• _Alıştırmanın Amacı_
Lütfen okuma metninde "Mahkeme kararıyla dinlenen" ifadesinin geçtiği yerden başlayıp "yapılan yasal dinlemelerdir." ifadesinden sonra duran bölümü kelimesi kelimesine aktarın.

• _Okuma Metni_

——

Basın yayın organlarının bir kısmında (7000) diğer bir kısmında (3000) olarak bildirilen ve Sayın İstanbul Cumhuriyet Başsavcısı’nın (2280) kişi dinlenmiş dediği 2011/762 sayılı soruşturma da 2011 yılı mart-2013 yılı aralık ayı arasında ki yaklaşık (33) ayda dinlenen kişi sayısı toplam olarak (230) kişi civarındadır.
Mahkeme kararıyla dinlenen yaklaşık (230) kişiden;
- 2011 yılı mart-ağustos ayları içerisinde örgütün lideri ve çekirdek kadrosundan (30) civarında şüpheli müvekkilim Cumhuriyet Savcısı Adnan Çimen tarafından,
- 2011 mart-2012 ağustos ayları arasında (80) civarında şüpheli Cumhuriyet Savcısı İsmail Tandoğan tarafından,
- 2012 ağustos-2013 aralık ayları arasında (120) civarında ki şüpheli ise Cumhuriyet Savcısı Adem Özcan tarafından,
Mahkemelerden yapılan talepler doğrultusunda verilen kararlarla dinlenilmiştir. Yapılan dinlemelerin tamamı yürürlükte bulunan mevzuata uygun olarak yapılan yasal dinlemelerdir.
Dinleme kararlarından yaklaşık olarak (110) kişiye ilişkin taleplere CMK’nın 250. Maddesiyle Yetkili Mahkeme Hâkimleri tarafından karar verilmiş,
Yaklaşık (120) şüpheliye ilişkin dinleme kararları ise TMK’nın 10. Maddesiyle yetkilendirilen ve kamuoyunda “özgürlük hâkimleri” olarak adlandırılan toplam 5-6 farklı Hâkim tarafından verilmiştir.
Görüldüğü üzere bahse konu soruşturmada ki dinleme taleplerine Özel Yetkili Mahkemeler döneminde onlarca hâkim, bu Mahkemelerin kapanmasın sonra da özgürlük Hâkimleri tarafından karar verilmiştir. Dolayısıyla örgüt uydurulduğu ve adeta herkesin dinlenildiği yalanının ne kadar dayanaksız olduğu ve büyüklüğü ortadadır. Örneğin basın yayın organlarının iddialarını bir anlık doğru kabul edersek, bu durumda söz konusu Cumhuriyet Savcılarıyla birlikte dinleme kararı veren tüm hâkimlerin bu eylemi bilerek ve isteyerek işlediğini kabul etmek gerekir. Çünkü dinleme kararı verme yetkisi hâkimdedir. Hâkim tüm dosya ve belgeleri inceleyerek vicdani kanı oluştuktan sonra dinlemeye hükmeder.

——

• _Verilen Kayıtlar_

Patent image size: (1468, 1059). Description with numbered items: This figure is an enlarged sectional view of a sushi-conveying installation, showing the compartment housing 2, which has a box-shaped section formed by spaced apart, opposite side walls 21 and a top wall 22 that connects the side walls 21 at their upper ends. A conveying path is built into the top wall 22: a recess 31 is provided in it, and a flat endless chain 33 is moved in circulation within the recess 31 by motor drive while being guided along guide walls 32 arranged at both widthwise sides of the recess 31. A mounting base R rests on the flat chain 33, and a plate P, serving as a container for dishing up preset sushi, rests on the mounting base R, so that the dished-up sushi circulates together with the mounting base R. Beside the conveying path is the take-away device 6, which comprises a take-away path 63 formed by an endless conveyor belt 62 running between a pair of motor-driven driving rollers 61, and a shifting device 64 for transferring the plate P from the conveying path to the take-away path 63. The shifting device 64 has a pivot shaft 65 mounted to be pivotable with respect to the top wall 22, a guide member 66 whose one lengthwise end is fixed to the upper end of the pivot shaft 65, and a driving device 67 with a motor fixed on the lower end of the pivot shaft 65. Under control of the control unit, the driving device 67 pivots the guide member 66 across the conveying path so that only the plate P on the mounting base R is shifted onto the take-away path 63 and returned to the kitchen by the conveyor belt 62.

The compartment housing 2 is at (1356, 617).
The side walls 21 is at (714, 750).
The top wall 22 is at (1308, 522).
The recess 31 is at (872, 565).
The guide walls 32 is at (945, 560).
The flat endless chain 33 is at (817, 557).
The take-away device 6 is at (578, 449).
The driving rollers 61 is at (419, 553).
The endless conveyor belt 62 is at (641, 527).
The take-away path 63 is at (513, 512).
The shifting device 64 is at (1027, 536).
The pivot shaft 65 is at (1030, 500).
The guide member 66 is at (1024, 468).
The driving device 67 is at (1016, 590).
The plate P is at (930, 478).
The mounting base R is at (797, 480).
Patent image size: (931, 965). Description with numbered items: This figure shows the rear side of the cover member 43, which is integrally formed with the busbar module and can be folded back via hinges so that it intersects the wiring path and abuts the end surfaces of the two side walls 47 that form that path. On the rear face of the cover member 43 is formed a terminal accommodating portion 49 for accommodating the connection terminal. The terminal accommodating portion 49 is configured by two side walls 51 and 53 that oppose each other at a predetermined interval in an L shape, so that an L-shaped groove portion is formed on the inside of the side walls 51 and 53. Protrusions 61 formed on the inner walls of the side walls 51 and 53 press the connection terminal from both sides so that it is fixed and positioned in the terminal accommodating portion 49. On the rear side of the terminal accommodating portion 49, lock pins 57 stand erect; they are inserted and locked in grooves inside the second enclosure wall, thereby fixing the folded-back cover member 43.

——

• _Problemin Çözümü_
Mahkeme kararıyla dinlenen yaklaşık (230) kişiden;
- 2011 yılı mart-ağustos ayları içerisinde örgütün lideri ve çekirdek kadrosundan (30) civarında şüpheli müvekkilim Cumhuriyet Savcısı Adnan Çimen tarafından,
- 2011 mart-2012 ağustos ayları arasında (80) civarında şüpheli Cumhuriyet Savcısı İsmail Tandoğan tarafından,
- 2012 ağustos-2013 aralık ayları arasında (120) civarında ki şüpheli ise Cumhuriyet Savcısı Adem Özcan tarafından,
Mahkemelerden yapılan talepler doğrultusunda verilen kararlarla dinlenilmiştir. Yapılan dinlemelerin tamamı yürürlükte bulunan mevzuata uygun olarak yapılan yasal dinlemelerdir.